◆ GIVEN INSTRUCTION
Reproduce each line exactly. Skip none.
____ RECORD EXTRACTS
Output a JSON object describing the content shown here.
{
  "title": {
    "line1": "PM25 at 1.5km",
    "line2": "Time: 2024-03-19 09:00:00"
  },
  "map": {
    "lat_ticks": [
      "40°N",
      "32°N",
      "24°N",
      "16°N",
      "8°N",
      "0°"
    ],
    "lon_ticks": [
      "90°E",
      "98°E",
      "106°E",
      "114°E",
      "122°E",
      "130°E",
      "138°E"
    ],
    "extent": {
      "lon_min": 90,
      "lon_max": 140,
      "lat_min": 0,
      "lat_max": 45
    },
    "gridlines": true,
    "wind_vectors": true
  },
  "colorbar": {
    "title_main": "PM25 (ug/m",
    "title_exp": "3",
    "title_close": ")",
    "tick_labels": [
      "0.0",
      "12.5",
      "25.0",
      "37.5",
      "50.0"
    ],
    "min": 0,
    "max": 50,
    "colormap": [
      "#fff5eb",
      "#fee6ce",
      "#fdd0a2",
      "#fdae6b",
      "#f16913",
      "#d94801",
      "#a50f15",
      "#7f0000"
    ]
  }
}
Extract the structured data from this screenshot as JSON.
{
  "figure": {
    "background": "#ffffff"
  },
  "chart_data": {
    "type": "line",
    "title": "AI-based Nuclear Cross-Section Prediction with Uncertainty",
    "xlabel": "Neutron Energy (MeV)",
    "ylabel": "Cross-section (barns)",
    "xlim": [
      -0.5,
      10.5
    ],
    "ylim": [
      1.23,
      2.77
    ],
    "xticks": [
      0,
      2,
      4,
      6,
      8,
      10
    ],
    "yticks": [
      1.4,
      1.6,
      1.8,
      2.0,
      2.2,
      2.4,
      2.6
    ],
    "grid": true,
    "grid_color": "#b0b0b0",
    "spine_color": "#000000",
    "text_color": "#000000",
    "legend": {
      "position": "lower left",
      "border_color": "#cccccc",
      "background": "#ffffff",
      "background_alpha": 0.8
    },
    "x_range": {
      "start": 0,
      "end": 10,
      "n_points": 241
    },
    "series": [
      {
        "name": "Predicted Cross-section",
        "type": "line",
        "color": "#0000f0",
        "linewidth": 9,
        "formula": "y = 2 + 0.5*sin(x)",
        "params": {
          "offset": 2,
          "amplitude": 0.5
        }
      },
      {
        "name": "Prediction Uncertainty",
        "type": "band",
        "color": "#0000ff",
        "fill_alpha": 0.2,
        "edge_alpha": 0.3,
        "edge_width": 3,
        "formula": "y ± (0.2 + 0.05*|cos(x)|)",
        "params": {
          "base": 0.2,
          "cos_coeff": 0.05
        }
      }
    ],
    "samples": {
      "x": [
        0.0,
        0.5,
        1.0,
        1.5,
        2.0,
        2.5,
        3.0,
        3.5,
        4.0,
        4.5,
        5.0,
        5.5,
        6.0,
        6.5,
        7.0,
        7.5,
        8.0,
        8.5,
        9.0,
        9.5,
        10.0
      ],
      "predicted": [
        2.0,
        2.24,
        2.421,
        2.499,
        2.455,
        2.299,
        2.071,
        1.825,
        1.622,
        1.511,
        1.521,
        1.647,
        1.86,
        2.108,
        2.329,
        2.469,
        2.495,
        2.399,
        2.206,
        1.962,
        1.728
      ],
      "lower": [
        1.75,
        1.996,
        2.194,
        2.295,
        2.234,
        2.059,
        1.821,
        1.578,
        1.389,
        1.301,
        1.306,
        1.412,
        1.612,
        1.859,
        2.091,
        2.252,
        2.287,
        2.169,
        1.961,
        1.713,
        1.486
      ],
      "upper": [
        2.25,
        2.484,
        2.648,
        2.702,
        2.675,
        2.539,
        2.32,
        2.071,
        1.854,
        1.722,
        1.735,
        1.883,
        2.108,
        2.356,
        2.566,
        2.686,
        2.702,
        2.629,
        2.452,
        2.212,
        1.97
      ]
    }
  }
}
________
◆ EXERCISE RESPONSE
Output a JSON object describing the content shown here.
{
  "title": {
    "line1": "PM25 at 1.5km",
    "line2": "Time: 2024-03-19 09:00:00"
  },
  "map": {
    "lat_ticks": [
      "40°N",
      "32°N",
      "24°N",
      "16°N",
      "8°N",
      "0°"
    ],
    "lon_ticks": [
      "90°E",
      "98°E",
      "106°E",
      "114°E",
      "122°E",
      "130°E",
      "138°E"
    ],
    "extent": {
      "lon_min": 90,
      "lon_max": 140,
      "lat_min": 0,
      "lat_max": 45
    },
    "gridlines": true,
    "wind_vectors": true
  },
  "colorbar": {
    "title_main": "PM25 (ug/m",
    "title_exp": "3",
    "title_close": ")",
    "tick_labels": [
      "0.0",
      "12.5",
      "25.0",
      "37.5",
      "50.0"
    ],
    "min": 0,
    "max": 50,
    "colormap": [
      "#fff5eb",
      "#fee6ce",
      "#fdd0a2",
      "#fdae6b",
      "#f16913",
      "#d94801",
      "#a50f15",
      "#7f0000"
    ]
  }
}
Extract the structured data from this screenshot as JSON.
{
  "figure": {
    "background": "#ffffff"
  },
  "chart_data": {
    "type": "line",
    "title": "AI-based Nuclear Cross-Section Prediction with Uncertainty",
    "xlabel": "Neutron Energy (MeV)",
    "ylabel": "Cross-section (barns)",
    "xlim": [
      -0.5,
      10.5
    ],
    "ylim": [
      1.23,
      2.77
    ],
    "xticks": [
      0,
      2,
      4,
      6,
      8,
      10
    ],
    "yticks": [
      1.4,
      1.6,
      1.8,
      2.0,
      2.2,
      2.4,
      2.6
    ],
    "grid": true,
    "grid_color": "#b0b0b0",
    "spine_color": "#000000",
    "text_color": "#000000",
    "legend": {
      "position": "lower left",
      "border_color": "#cccccc",
      "background": "#ffffff",
      "background_alpha": 0.8
    },
    "x_range": {
      "start": 0,
      "end": 10,
      "n_points": 241
    },
    "series": [
      {
        "name": "Predicted Cross-section",
        "type": "line",
        "color": "#0000f0",
        "linewidth": 9,
        "formula": "y = 2 + 0.5*sin(x)",
        "params": {
          "offset": 2,
          "amplitude": 0.5
        }
      },
      {
        "name": "Prediction Uncertainty",
        "type": "band",
        "color": "#0000ff",
        "fill_alpha": 0.2,
        "edge_alpha": 0.3,
        "edge_width": 3,
        "formula": "y ± (0.2 + 0.05*|cos(x)|)",
        "params": {
          "base": 0.2,
          "cos_coeff": 0.05
        }
      }
    ],
    "samples": {
      "x": [
        0.0,
        0.5,
        1.0,
        1.5,
        2.0,
        2.5,
        3.0,
        3.5,
        4.0,
        4.5,
        5.0,
        5.5,
        6.0,
        6.5,
        7.0,
        7.5,
        8.0,
        8.5,
        9.0,
        9.5,
        10.0
      ],
      "predicted": [
        2.0,
        2.24,
        2.421,
        2.499,
        2.455,
        2.299,
        2.071,
        1.825,
        1.622,
        1.511,
        1.521,
        1.647,
        1.86,
        2.108,
        2.329,
        2.469,
        2.495,
        2.399,
        2.206,
        1.962,
        1.728
      ],
      "lower": [
        1.75,
        1.996,
        2.194,
        2.295,
        2.234,
        2.059,
        1.821,
        1.578,
        1.389,
        1.301,
        1.306,
        1.412,
        1.612,
        1.859,
        2.091,
        2.252,
        2.287,
        2.169,
        1.961,
        1.713,
        1.486
      ],
      "upper": [
        2.25,
        2.484,
        2.648,
        2.702,
        2.675,
        2.539,
        2.32,
        2.071,
        1.854,
        1.722,
        1.735,
        1.883,
        2.108,
        2.356,
        2.566,
        2.686,
        2.702,
        2.629,
        2.452,
        2.212,
        1.97
      ]
    }
  }
}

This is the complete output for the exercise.